[Excerpt to read]
In Celtic cultures, it was common practice to produce toys out of rushes, much like how Brigid's cross are made in Irish culture, Morthwyl sinc (or 'Rygarug') are produced by the Welsh, they are woven by hand and teeth into a cocoon shaped encasing, inside there would be pebbles or possibly dried seeds to produce the rattling sound.

In colonial America, artisans made elaborate gold and silver baby rattles incorporating bells and whistles and teething devices made of coral.
 In 1777, in the early days of the American Revolution, John Hancock wrote to his wife, Dorothy Quincy Hancock saying, "I have sent everywhere to get a gold or silver rattle for the child, with a coral to send, but cannot get one." Their daughter Lydia later died at ten months of age.

Edith Wharton, who was born during the American Civil War, received a similar elaborate silver baby rattle as an infant, which was engraved with her name and had a coral teething extension.

[Data records]
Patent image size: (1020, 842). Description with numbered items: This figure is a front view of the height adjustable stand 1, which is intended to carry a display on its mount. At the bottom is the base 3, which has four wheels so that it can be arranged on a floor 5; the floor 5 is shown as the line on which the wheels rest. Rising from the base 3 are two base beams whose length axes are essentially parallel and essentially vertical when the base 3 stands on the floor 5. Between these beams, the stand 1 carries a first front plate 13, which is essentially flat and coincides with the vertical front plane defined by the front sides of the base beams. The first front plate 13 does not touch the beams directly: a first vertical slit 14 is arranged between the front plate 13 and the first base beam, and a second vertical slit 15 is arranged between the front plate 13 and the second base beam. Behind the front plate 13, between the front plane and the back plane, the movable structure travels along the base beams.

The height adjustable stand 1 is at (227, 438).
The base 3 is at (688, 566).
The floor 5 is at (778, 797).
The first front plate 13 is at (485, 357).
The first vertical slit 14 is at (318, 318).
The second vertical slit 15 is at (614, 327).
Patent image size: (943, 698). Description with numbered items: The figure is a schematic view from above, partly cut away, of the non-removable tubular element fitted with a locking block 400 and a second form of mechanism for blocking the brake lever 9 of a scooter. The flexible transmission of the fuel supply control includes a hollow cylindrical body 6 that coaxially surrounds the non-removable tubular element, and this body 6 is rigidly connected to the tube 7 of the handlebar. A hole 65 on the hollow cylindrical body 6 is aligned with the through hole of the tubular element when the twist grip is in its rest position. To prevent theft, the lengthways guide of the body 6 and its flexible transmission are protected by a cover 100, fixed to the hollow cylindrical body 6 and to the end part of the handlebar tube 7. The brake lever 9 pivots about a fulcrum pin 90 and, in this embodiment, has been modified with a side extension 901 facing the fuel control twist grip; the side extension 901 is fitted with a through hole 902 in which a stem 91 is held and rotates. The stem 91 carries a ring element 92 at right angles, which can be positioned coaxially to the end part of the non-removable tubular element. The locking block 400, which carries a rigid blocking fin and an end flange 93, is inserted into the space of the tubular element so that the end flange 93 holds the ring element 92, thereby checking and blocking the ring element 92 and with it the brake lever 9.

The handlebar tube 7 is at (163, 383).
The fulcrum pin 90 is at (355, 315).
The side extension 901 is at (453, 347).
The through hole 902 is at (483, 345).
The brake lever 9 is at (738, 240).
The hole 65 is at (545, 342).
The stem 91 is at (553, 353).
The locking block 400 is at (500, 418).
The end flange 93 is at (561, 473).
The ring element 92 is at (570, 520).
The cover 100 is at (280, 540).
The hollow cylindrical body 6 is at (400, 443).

[Work required] Please summarize the text on rattles in two sentences.

[Reply] In Celtic cultures, toys were made from rushes, and the Welsh wove Morthwyl sinc (or "Rygarug") by hand and teeth into a cocoon shape holding pebbles or dried seeds that rattled. In colonial America, artisans made elaborate gold and silver baby rattles with bells, whistles and coral teething devices: John Hancock wrote in 1777 that he could not get one for his child, and Edith Wharton received a silver one engraved with her name as an infant.